WORK TO COMPLETE – Repeat the listing in full, exactly as it stands.

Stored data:
******

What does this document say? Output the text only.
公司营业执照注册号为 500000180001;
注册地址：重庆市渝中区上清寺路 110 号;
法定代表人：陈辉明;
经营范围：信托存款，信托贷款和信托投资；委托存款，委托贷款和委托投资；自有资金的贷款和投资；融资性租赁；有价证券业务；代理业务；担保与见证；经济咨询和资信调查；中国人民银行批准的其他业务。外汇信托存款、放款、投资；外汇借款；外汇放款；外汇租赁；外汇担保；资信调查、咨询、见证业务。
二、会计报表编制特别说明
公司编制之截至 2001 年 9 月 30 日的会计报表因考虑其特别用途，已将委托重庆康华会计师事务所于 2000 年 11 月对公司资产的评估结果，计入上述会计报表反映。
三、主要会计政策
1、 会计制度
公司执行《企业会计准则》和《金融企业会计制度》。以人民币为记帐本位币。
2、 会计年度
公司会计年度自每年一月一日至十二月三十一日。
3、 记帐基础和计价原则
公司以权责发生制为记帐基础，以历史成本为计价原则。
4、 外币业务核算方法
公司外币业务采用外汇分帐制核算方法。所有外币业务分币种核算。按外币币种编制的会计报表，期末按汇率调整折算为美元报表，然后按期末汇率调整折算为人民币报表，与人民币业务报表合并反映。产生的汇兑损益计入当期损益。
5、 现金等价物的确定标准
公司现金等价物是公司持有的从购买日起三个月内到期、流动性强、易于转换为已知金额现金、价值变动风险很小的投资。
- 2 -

******

THE RESPONSE –
What does this document say? Output the text only.
公司营业执照注册号为 500000180001;
注册地址：重庆市渝中区上清寺路 110 号;
法定代表人：陈辉明;
经营范围：信托存款，信托贷款和信托投资；委托存款，委托贷款和委托投资；自有资金的贷款和投资；融资性租赁；有价证券业务；代理业务；担保与见证；经济咨询和资信调查；中国人民银行批准的其他业务。外汇信托存款、放款、投资；外汇借款；外汇放款；外汇租赁；外汇担保；资信调查、咨询、见证业务。
二、会计报表编制特别说明
公司编制之截至 2001 年 9 月 30 日的会计报表因考虑其特别用途，已将委托重庆康华会计师事务所于 2000 年 11 月对公司资产的评估结果，计入上述会计报表反映。
三、主要会计政策
1、 会计制度
公司执行《企业会计准则》和《金融企业会计制度》。以人民币为记帐本位币。
2、 会计年度
公司会计年度自每年一月一日至十二月三十一日。
3、 记帐基础和计价原则
公司以权责发生制为记帐基础，以历史成本为计价原则。
4、 外币业务核算方法
公司外币业务采用外汇分帐制核算方法。所有外币业务分币种核算。按外币币种编制的会计报表，期末按汇率调整折算为美元报表，然后按期末汇率调整折算为人民币报表，与人民币业务报表合并反映。产生的汇兑损益计入当期损益。
5、 现金等价物的确定标准
公司现金等价物是公司持有的从购买日起三个月内到期、流动性强、易于转换为已知金额现金、价值变动风险很小的投资。
- 2 -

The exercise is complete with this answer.